- _TEXT UNDER STUDY_:

============

Summary

Rifampin significantly reduces voriconazole plasma concentrations through CYP450 enzyme induction, potentially leading to treatment failure of fungal infections. This interaction is considered clinically significant and requires careful management or alternative therapy selection.

Introduction

Rifampin is a potent antibiotic belonging to the rifamycin class, primarily used to treat tuberculosis and other mycobacterial infections. It is also effective against certain gram-positive bacteria and is often used in combination therapy. Voriconazole is a second-generation triazole antifungal medication used to treat serious invasive fungal infections, including aspergillosis, candidemia, and other opportunistic mycoses. Both medications are commonly prescribed in clinical practice, making their potential interaction clinically relevant.

Mechanism of Interaction

Rifampin is a potent inducer of cytochrome P450 enzymes, particularly CYP3A4, CYP2C9, and CYP2C19. Voriconazole is extensively metabolized by these same CYP450 enzymes, with CYP2C19 and CYP3A4 being the primary pathways. When rifampin is co-administered with voriconazole, it significantly increases the hepatic metabolism of voriconazole, leading to substantially reduced plasma concentrations and area under the curve (AUC). Studies have shown that rifampin can decrease voriconazole AUC by up to 96%, effectively rendering the antifungal therapy ineffective.

============

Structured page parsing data
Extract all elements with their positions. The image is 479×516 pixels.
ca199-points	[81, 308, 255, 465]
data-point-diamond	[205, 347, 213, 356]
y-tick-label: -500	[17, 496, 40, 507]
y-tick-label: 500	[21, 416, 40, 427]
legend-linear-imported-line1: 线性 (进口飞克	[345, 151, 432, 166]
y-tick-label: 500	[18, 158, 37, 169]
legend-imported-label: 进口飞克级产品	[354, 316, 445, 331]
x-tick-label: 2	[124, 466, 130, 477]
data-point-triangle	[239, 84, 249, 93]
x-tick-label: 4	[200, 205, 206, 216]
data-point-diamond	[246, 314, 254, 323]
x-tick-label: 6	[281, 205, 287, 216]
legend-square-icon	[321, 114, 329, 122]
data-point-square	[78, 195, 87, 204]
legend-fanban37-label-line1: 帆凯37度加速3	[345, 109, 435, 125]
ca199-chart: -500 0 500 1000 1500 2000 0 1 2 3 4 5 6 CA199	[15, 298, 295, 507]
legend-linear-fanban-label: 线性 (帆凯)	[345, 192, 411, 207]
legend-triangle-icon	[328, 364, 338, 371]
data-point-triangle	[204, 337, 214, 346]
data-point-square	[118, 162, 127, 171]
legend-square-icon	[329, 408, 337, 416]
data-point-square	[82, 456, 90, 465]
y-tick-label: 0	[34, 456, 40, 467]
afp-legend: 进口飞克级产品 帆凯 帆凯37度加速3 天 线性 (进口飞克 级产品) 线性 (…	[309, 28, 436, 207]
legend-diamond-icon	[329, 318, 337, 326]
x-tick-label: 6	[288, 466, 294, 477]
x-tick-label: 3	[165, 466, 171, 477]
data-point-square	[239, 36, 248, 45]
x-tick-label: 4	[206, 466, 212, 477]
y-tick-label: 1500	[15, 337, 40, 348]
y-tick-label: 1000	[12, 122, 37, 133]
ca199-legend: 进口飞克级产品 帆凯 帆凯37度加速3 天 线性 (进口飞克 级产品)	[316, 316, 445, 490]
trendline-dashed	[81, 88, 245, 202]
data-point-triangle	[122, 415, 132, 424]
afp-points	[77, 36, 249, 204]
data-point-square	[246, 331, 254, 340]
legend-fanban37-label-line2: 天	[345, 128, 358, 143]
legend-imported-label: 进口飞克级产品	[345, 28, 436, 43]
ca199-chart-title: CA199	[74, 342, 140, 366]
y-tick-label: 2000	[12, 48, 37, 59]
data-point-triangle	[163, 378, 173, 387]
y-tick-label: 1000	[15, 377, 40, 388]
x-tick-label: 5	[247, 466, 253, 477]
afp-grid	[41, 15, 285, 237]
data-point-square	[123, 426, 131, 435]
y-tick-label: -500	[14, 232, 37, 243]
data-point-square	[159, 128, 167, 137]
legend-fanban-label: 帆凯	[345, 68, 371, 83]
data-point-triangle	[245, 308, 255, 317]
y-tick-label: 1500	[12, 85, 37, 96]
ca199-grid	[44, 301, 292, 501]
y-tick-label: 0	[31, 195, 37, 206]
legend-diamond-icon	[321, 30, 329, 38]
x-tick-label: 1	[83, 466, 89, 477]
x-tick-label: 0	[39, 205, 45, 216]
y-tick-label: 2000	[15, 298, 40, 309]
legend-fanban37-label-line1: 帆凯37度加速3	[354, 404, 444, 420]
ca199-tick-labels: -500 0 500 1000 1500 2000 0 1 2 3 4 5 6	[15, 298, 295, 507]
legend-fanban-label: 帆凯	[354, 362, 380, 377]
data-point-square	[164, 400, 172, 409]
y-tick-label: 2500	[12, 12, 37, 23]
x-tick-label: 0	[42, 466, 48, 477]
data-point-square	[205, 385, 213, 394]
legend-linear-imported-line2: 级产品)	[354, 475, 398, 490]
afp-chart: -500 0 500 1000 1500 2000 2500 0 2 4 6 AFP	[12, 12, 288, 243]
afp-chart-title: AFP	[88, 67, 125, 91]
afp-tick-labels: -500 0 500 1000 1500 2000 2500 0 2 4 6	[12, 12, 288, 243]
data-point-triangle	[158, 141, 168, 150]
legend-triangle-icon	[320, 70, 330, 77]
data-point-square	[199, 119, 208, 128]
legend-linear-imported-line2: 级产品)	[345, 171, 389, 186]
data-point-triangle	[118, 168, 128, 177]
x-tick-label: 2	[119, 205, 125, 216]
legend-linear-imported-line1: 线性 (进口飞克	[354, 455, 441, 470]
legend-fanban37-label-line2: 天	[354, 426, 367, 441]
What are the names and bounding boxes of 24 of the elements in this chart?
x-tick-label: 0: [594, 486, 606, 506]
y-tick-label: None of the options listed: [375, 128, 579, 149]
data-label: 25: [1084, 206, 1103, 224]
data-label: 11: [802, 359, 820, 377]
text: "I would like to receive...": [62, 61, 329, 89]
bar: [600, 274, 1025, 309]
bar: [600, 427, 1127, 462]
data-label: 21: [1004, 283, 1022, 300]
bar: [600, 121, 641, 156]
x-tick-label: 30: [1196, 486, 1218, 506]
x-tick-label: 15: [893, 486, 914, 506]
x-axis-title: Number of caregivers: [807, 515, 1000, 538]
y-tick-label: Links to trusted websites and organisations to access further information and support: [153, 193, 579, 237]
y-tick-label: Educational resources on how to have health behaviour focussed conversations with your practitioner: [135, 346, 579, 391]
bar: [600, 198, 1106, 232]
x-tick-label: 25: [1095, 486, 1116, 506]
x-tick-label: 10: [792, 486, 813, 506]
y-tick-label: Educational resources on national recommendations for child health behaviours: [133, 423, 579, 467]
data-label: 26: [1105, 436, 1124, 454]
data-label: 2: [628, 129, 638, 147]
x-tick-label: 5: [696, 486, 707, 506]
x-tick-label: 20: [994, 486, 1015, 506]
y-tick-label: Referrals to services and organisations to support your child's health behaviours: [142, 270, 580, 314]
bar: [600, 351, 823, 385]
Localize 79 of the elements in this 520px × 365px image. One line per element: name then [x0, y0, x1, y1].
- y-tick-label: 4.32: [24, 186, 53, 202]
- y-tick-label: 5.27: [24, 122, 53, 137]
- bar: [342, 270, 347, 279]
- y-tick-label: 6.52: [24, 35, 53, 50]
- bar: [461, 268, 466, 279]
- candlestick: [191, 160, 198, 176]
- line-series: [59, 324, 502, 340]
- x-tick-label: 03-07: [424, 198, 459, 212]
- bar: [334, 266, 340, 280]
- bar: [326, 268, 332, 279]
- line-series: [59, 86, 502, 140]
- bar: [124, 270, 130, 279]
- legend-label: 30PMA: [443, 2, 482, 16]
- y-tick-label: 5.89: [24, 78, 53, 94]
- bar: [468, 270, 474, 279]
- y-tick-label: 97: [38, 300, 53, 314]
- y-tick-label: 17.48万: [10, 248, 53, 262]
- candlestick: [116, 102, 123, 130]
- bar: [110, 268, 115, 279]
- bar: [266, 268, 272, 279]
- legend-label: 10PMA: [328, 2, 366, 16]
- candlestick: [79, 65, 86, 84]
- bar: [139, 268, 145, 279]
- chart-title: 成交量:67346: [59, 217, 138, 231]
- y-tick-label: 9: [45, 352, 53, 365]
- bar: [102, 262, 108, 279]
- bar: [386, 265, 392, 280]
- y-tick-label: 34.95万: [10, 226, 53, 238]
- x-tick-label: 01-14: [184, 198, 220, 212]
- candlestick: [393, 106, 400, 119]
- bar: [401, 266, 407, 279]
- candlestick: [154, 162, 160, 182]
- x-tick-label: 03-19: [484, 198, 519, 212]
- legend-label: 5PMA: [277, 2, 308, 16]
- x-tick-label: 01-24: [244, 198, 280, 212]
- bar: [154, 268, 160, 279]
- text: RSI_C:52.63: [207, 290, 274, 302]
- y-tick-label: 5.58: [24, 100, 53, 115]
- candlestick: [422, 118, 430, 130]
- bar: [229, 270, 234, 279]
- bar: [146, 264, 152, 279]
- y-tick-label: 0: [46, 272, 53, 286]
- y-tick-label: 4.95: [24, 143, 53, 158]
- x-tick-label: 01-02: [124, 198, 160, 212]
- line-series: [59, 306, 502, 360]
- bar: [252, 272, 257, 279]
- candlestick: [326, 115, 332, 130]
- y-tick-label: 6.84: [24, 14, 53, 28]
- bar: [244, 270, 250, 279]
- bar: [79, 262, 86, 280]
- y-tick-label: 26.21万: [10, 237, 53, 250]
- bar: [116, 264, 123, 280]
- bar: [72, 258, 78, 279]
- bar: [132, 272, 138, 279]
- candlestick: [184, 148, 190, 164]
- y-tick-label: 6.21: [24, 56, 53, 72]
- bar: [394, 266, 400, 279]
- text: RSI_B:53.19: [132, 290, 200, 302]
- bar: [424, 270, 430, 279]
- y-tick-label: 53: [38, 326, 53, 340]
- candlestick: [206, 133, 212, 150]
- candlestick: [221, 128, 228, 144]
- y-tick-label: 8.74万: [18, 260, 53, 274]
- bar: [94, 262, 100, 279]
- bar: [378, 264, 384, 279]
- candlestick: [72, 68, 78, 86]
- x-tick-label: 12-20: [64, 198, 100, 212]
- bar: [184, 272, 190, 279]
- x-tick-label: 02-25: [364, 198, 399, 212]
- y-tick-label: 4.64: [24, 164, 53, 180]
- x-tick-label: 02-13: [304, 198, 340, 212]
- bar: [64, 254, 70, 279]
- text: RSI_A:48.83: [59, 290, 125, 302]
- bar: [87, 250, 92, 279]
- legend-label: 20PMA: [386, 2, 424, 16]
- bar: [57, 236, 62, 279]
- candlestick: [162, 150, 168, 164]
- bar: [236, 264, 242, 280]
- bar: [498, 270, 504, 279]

============

- _TASKS TO PERFORM_:
[a] From the rifampin and voriconazole text, return the passage starting with "Rifampin is a potent antibiotic" and going on through "interaction clinically relevant.", copied word for word.
[b] Using the rifampin and voriconazole text, decide whether each statement agrees with it. Answer yes or no for each, and quote the words of the text that decide it. (i) Rifampin induces CYP2C19. (ii) Voriconazole is a first-generation triazole antifungal. (iii) Rifampin can lower voriconazole AUC by as much as 50%.

- _SOLUTIONS TO THE EXERCISE_:
[a]
Rifampin is a potent antibiotic belonging to the rifamycin class, primarily used to treat tuberculosis and other mycobacterial infections. It is also effective against certain gram-positive bacteria and is often used in combination therapy. Voriconazole is a second-generation triazole antifungal medication used to treat serious invasive fungal infections, including aspergillosis, candidemia, and other opportunistic mycoses. Both medications are commonly prescribed in clinical practice, making their potential interaction clinically relevant.

[b]
(i) Yes: "Rifampin is a potent inducer of cytochrome P450 enzymes, particularly CYP3A4, CYP2C9, and CYP2C19."
(ii) No: "Voriconazole is a second-generation triazole antifungal medication"
(iii) No: "rifampin can decrease voriconazole AUC by up to 96%"